**Stated exercise**. Find the lines that contain the word "التملك" and copy each one.

==========

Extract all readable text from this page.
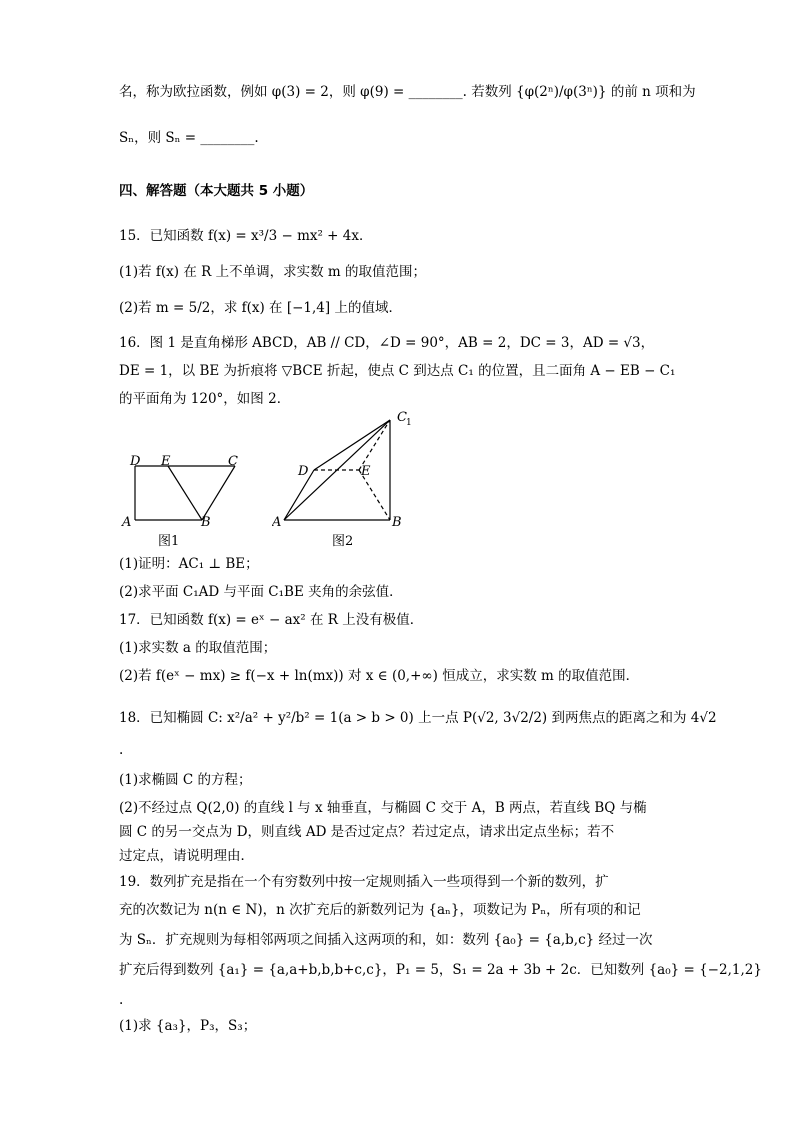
名，称为欧拉函数，例如 φ(3) = 2，则 φ(9) = ________. 若数列 {φ(2ⁿ)/φ(3ⁿ)} 的前 n 项和为
Sₙ，则 Sₙ = ________.
四、解答题（本大题共 5 小题）
15．已知函数 f(x) = x³/3 − mx² + 4x．
(1)若 f(x) 在 R 上不单调，求实数 m 的取值范围；
(2)若 m = 5/2，求 f(x) 在 [−1,4] 上的值域．
16．图 1 是直角梯形 ABCD，AB // CD，∠D = 90°，AB = 2，DC = 3，AD = √3，
DE = 1，以 BE 为折痕将 ▽BCE 折起，使点 C 到达点 C₁ 的位置，且二面角 A − EB − C₁
的平面角为 120°，如图 2．
D E	C
A	B
图1
A	B
D	E
C 1
图2
(1)证明：AC₁ ⊥ BE；
(2)求平面 C₁AD 与平面 C₁BE 夹角的余弦值．
17．已知函数 f(x) = eˣ − ax² 在 R 上没有极值．
(1)求实数 a 的取值范围；
(2)若 f(eˣ − mx) ≥ f(−x + ln(mx)) 对 x ∈ (0,+∞) 恒成立，求实数 m 的取值范围．
18．已知椭圆 C: x²/a² + y²/b² = 1(a > b > 0) 上一点 P(√2, 3√2/2) 到两焦点的距离之和为 4√2
.
(1)求椭圆 C 的方程；
(2)不经过点 Q(2,0) 的直线 l 与 x 轴垂直，与椭圆 C 交于 A，B 两点，若直线 BQ 与椭
圆 C 的另一交点为 D，则直线 AD 是否过定点？若过定点，请求出定点坐标；若不
过定点，请说明理由．
19．数列扩充是指在一个有穷数列中按一定规则插入一些项得到一个新的数列，扩
充的次数记为 n(n ∈ N)，n 次扩充后的新数列记为 {aₙ}，项数记为 Pₙ，所有项的和记
为 Sₙ．扩充规则为每相邻两项之间插入这两项的和，如：数列 {a₀} = {a,b,c} 经过一次
扩充后得到数列 {a₁} = {a,a+b,b,b+c,c}，P₁ = 5，S₁ = 2a + 3b + 2c．已知数列 {a₀} = {−2,1,2}
.
(1)求 {a₃}，P₃，S₃；
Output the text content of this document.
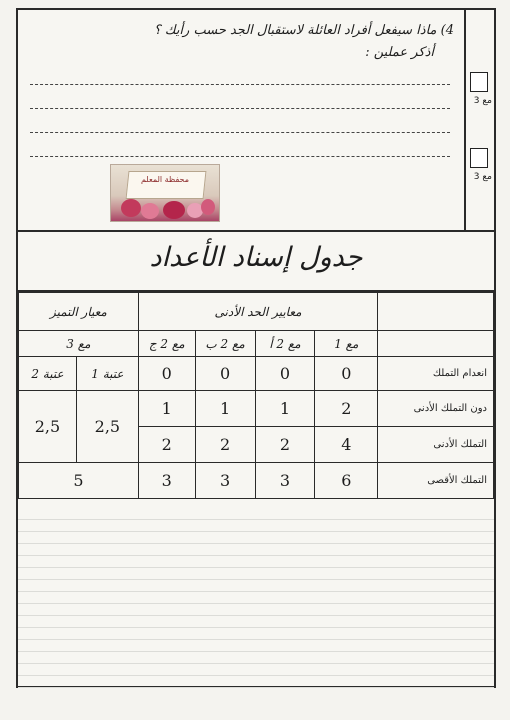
4) ماذا سيفعل أفراد العائلة لاستقبال الجد حسب رأيك ؟
أذكر عملين :
محفظة المعلم
مع 3
مع 3
جدول إسناد الأعداد
	معايير الحد الأدنى				معيار التميز	
	مع 1	مع 2 أ	مع 2 ب	مع 2 ج	مع 3	
انعدام التملك	0	0	0	0	عتبة 1	عتبة 2
دون التملك الأدنى	2	1	1	1	2,5	2,5
التملك الأدنى	4	2	2	2		
التملك الأقصى	6	3	3	3	5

==========

**Full output**.
انعدام التملك	0	0	0	0	عتبة 1	عتبة 2
دون التملك الأدنى	2	1	1	1	2,5	2,5
التملك الأدنى	4	2	2	2		
التملك الأقصى	6	3	3	3	5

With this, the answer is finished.